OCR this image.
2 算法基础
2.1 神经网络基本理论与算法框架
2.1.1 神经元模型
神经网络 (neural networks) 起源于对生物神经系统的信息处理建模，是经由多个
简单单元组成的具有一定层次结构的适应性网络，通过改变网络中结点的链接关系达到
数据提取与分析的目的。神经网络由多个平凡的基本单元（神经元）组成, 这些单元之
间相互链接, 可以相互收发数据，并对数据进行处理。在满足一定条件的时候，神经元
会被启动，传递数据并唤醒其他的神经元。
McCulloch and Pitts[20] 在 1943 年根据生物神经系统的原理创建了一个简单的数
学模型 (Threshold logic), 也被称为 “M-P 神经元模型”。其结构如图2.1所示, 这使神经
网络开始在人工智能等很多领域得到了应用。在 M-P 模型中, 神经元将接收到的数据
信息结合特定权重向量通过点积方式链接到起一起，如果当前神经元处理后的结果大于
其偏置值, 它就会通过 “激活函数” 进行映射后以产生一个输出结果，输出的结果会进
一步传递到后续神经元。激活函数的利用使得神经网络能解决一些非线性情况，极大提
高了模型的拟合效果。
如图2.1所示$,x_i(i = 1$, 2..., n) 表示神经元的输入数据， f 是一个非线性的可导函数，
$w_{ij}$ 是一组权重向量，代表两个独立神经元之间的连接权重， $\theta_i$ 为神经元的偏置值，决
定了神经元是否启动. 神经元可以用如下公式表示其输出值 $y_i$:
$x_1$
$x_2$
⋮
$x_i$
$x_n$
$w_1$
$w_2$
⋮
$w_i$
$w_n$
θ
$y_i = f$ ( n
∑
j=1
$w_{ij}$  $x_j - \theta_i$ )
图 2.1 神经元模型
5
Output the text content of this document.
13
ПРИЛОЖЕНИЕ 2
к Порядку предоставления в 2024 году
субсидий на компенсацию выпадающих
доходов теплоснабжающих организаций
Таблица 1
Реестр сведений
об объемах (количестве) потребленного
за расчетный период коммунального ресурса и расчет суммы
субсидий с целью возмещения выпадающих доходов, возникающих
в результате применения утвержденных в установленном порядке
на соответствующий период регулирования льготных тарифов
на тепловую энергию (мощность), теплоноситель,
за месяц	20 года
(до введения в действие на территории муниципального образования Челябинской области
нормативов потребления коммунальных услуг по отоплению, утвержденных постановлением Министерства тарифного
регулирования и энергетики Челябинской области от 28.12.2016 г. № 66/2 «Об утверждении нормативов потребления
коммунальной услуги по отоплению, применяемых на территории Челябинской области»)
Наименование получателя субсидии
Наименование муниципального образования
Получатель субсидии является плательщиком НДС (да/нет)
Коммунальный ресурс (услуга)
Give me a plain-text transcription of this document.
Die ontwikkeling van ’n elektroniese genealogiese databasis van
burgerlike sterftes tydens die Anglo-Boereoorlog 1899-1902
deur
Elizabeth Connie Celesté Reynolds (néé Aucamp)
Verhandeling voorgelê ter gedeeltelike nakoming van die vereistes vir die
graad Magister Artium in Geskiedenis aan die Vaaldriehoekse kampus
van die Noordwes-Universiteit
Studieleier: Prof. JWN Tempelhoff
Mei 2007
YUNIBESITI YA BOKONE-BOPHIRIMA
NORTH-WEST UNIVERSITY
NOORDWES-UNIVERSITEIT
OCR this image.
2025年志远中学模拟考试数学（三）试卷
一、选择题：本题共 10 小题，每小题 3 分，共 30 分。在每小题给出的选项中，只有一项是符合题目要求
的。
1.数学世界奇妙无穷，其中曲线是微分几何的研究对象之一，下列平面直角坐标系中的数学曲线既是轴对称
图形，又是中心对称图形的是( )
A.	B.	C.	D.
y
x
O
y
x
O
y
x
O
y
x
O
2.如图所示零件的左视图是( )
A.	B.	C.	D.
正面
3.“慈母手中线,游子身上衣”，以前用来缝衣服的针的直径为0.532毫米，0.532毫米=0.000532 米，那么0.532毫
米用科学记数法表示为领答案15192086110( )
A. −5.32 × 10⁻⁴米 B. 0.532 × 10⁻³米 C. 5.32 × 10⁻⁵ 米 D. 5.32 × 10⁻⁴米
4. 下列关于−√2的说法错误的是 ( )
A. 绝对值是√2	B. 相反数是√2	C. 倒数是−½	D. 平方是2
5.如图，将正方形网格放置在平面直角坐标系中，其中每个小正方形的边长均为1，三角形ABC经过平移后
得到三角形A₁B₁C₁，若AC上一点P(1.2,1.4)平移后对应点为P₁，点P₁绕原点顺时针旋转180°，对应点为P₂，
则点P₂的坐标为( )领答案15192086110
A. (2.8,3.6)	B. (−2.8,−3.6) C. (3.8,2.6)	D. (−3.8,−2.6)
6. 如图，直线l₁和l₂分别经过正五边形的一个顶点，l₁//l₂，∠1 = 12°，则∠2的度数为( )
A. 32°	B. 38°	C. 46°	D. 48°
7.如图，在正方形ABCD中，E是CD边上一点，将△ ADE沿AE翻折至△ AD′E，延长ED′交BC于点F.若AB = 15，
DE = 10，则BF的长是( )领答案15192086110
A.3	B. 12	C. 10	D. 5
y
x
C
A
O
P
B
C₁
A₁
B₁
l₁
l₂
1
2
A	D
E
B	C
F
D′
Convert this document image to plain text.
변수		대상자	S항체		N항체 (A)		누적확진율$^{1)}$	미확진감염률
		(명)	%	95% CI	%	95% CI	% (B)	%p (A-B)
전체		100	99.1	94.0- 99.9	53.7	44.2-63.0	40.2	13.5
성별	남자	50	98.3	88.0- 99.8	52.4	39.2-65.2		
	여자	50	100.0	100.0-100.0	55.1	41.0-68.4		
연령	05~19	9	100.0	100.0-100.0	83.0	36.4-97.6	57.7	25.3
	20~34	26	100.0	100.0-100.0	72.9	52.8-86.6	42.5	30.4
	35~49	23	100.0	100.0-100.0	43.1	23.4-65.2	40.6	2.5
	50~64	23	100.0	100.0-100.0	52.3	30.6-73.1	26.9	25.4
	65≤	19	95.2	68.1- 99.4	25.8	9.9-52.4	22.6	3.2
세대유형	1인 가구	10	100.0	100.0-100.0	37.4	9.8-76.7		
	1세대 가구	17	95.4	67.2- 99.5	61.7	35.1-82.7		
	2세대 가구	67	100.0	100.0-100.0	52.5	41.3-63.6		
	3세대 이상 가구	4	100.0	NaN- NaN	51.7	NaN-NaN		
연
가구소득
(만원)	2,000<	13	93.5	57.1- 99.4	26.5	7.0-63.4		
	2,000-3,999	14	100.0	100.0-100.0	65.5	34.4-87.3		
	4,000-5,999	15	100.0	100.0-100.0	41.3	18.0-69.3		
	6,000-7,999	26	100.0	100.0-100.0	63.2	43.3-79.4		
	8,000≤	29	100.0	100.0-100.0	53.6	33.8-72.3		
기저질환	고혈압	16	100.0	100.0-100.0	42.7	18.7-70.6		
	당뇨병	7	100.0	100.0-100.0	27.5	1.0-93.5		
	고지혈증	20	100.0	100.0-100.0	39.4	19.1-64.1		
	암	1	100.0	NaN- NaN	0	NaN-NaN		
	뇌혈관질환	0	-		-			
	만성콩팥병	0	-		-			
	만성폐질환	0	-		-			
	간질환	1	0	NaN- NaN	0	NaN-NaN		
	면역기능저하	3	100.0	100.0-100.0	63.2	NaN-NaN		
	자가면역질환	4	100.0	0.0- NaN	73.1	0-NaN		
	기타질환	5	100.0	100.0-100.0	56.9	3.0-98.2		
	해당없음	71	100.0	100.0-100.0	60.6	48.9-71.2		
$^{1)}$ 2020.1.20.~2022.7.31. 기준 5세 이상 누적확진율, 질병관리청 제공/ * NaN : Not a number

■ ■ ■ ■ ■ ■ ■

Reproduce the listing in full. Keep it exactly as written.

RESULT OF THE TASK:
OCR this image.
2 算法基础
2.1 神经网络基本理论与算法框架
2.1.1 神经元模型
神经网络 (neural networks) 起源于对生物神经系统的信息处理建模，是经由多个
简单单元组成的具有一定层次结构的适应性网络，通过改变网络中结点的链接关系达到
数据提取与分析的目的。神经网络由多个平凡的基本单元（神经元）组成, 这些单元之
间相互链接, 可以相互收发数据，并对数据进行处理。在满足一定条件的时候，神经元
会被启动，传递数据并唤醒其他的神经元。
McCulloch and Pitts[20] 在 1943 年根据生物神经系统的原理创建了一个简单的数
学模型 (Threshold logic), 也被称为 “M-P 神经元模型”。其结构如图2.1所示, 这使神经
网络开始在人工智能等很多领域得到了应用。在 M-P 模型中, 神经元将接收到的数据
信息结合特定权重向量通过点积方式链接到起一起，如果当前神经元处理后的结果大于
其偏置值, 它就会通过 “激活函数” 进行映射后以产生一个输出结果，输出的结果会进
一步传递到后续神经元。激活函数的利用使得神经网络能解决一些非线性情况，极大提
高了模型的拟合效果。
如图2.1所示$,x_i(i = 1$, 2..., n) 表示神经元的输入数据， f 是一个非线性的可导函数，
$w_{ij}$ 是一组权重向量，代表两个独立神经元之间的连接权重， $\theta_i$ 为神经元的偏置值，决
定了神经元是否启动. 神经元可以用如下公式表示其输出值 $y_i$:
$x_1$
$x_2$
⋮
$x_i$
$x_n$
$w_1$
$w_2$
⋮
$w_i$
$w_n$
θ
$y_i = f$ ( n
∑
j=1
$w_{ij}$  $x_j - \theta_i$ )
图 2.1 神经元模型
5
Output the text content of this document.
13
ПРИЛОЖЕНИЕ 2
к Порядку предоставления в 2024 году
субсидий на компенсацию выпадающих
доходов теплоснабжающих организаций
Таблица 1
Реестр сведений
об объемах (количестве) потребленного
за расчетный период коммунального ресурса и расчет суммы
субсидий с целью возмещения выпадающих доходов, возникающих
в результате применения утвержденных в установленном порядке
на соответствующий период регулирования льготных тарифов
на тепловую энергию (мощность), теплоноситель,
за месяц	20 года
(до введения в действие на территории муниципального образования Челябинской области
нормативов потребления коммунальных услуг по отоплению, утвержденных постановлением Министерства тарифного
регулирования и энергетики Челябинской области от 28.12.2016 г. № 66/2 «Об утверждении нормативов потребления
коммунальной услуги по отоплению, применяемых на территории Челябинской области»)
Наименование получателя субсидии
Наименование муниципального образования
Получатель субсидии является плательщиком НДС (да/нет)
Коммунальный ресурс (услуга)
Give me a plain-text transcription of this document.
Die ontwikkeling van ’n elektroniese genealogiese databasis van
burgerlike sterftes tydens die Anglo-Boereoorlog 1899-1902
deur
Elizabeth Connie Celesté Reynolds (néé Aucamp)
Verhandeling voorgelê ter gedeeltelike nakoming van die vereistes vir die
graad Magister Artium in Geskiedenis aan die Vaaldriehoekse kampus
van die Noordwes-Universiteit
Studieleier: Prof. JWN Tempelhoff
Mei 2007
YUNIBESITI YA BOKONE-BOPHIRIMA
NORTH-WEST UNIVERSITY
NOORDWES-UNIVERSITEIT
OCR this image.
2025年志远中学模拟考试数学（三）试卷
一、选择题：本题共 10 小题，每小题 3 分，共 30 分。在每小题给出的选项中，只有一项是符合题目要求
的。
1.数学世界奇妙无穷，其中曲线是微分几何的研究对象之一，下列平面直角坐标系中的数学曲线既是轴对称
图形，又是中心对称图形的是( )
A.	B.	C.	D.
y
x
O
y
x
O
y
x
O
y
x
O
2.如图所示零件的左视图是( )
A.	B.	C.	D.
正面
3.“慈母手中线,游子身上衣”，以前用来缝衣服的针的直径为0.532毫米，0.532毫米=0.000532 米，那么0.532毫
米用科学记数法表示为领答案15192086110( )
A. −5.32 × 10⁻⁴米 B. 0.532 × 10⁻³米 C. 5.32 × 10⁻⁵ 米 D. 5.32 × 10⁻⁴米
4. 下列关于−√2的说法错误的是 ( )
A. 绝对值是√2	B. 相反数是√2	C. 倒数是−½	D. 平方是2
5.如图，将正方形网格放置在平面直角坐标系中，其中每个小正方形的边长均为1，三角形ABC经过平移后
得到三角形A₁B₁C₁，若AC上一点P(1.2,1.4)平移后对应点为P₁，点P₁绕原点顺时针旋转180°，对应点为P₂，
则点P₂的坐标为( )领答案15192086110
A. (2.8,3.6)	B. (−2.8,−3.6) C. (3.8,2.6)	D. (−3.8,−2.6)
6. 如图，直线l₁和l₂分别经过正五边形的一个顶点，l₁//l₂，∠1 = 12°，则∠2的度数为( )
A. 32°	B. 38°	C. 46°	D. 48°
7.如图，在正方形ABCD中，E是CD边上一点，将△ ADE沿AE翻折至△ AD′E，延长ED′交BC于点F.若AB = 15，
DE = 10，则BF的长是( )领答案15192086110
A.3	B. 12	C. 10	D. 5
y
x
C
A
O
P
B
C₁
A₁
B₁
l₁
l₂
1
2
A	D
E
B	C
F
D′
Convert this document image to plain text.
변수		대상자	S항체		N항체 (A)		누적확진율$^{1)}$	미확진감염률
		(명)	%	95% CI	%	95% CI	% (B)	%p (A-B)
전체		100	99.1	94.0- 99.9	53.7	44.2-63.0	40.2	13.5
성별	남자	50	98.3	88.0- 99.8	52.4	39.2-65.2		
	여자	50	100.0	100.0-100.0	55.1	41.0-68.4		
연령	05~19	9	100.0	100.0-100.0	83.0	36.4-97.6	57.7	25.3
	20~34	26	100.0	100.0-100.0	72.9	52.8-86.6	42.5	30.4
	35~49	23	100.0	100.0-100.0	43.1	23.4-65.2	40.6	2.5
	50~64	23	100.0	100.0-100.0	52.3	30.6-73.1	26.9	25.4
	65≤	19	95.2	68.1- 99.4	25.8	9.9-52.4	22.6	3.2
세대유형	1인 가구	10	100.0	100.0-100.0	37.4	9.8-76.7		
	1세대 가구	17	95.4	67.2- 99.5	61.7	35.1-82.7		
	2세대 가구	67	100.0	100.0-100.0	52.5	41.3-63.6		
	3세대 이상 가구	4	100.0	NaN- NaN	51.7	NaN-NaN		
연
가구소득
(만원)	2,000<	13	93.5	57.1- 99.4	26.5	7.0-63.4		
	2,000-3,999	14	100.0	100.0-100.0	65.5	34.4-87.3		
	4,000-5,999	15	100.0	100.0-100.0	41.3	18.0-69.3		
	6,000-7,999	26	100.0	100.0-100.0	63.2	43.3-79.4		
	8,000≤	29	100.0	100.0-100.0	53.6	33.8-72.3		
기저질환	고혈압	16	100.0	100.0-100.0	42.7	18.7-70.6		
	당뇨병	7	100.0	100.0-100.0	27.5	1.0-93.5		
	고지혈증	20	100.0	100.0-100.0	39.4	19.1-64.1		
	암	1	100.0	NaN- NaN	0	NaN-NaN		
	뇌혈관질환	0	-		-			
	만성콩팥병	0	-		-			
	만성폐질환	0	-		-			
	간질환	1	0	NaN- NaN	0	NaN-NaN		
	면역기능저하	3	100.0	100.0-100.0	63.2	NaN-NaN		
	자가면역질환	4	100.0	0.0- NaN	73.1	0-NaN		
	기타질환	5	100.0	100.0-100.0	56.9	3.0-98.2		
	해당없음	71	100.0	100.0-100.0	60.6	48.9-71.2		
$^{1)}$ 2020.1.20.~2022.7.31. 기준 5세 이상 누적확진율, 질병관리청 제공/ * NaN : Not a number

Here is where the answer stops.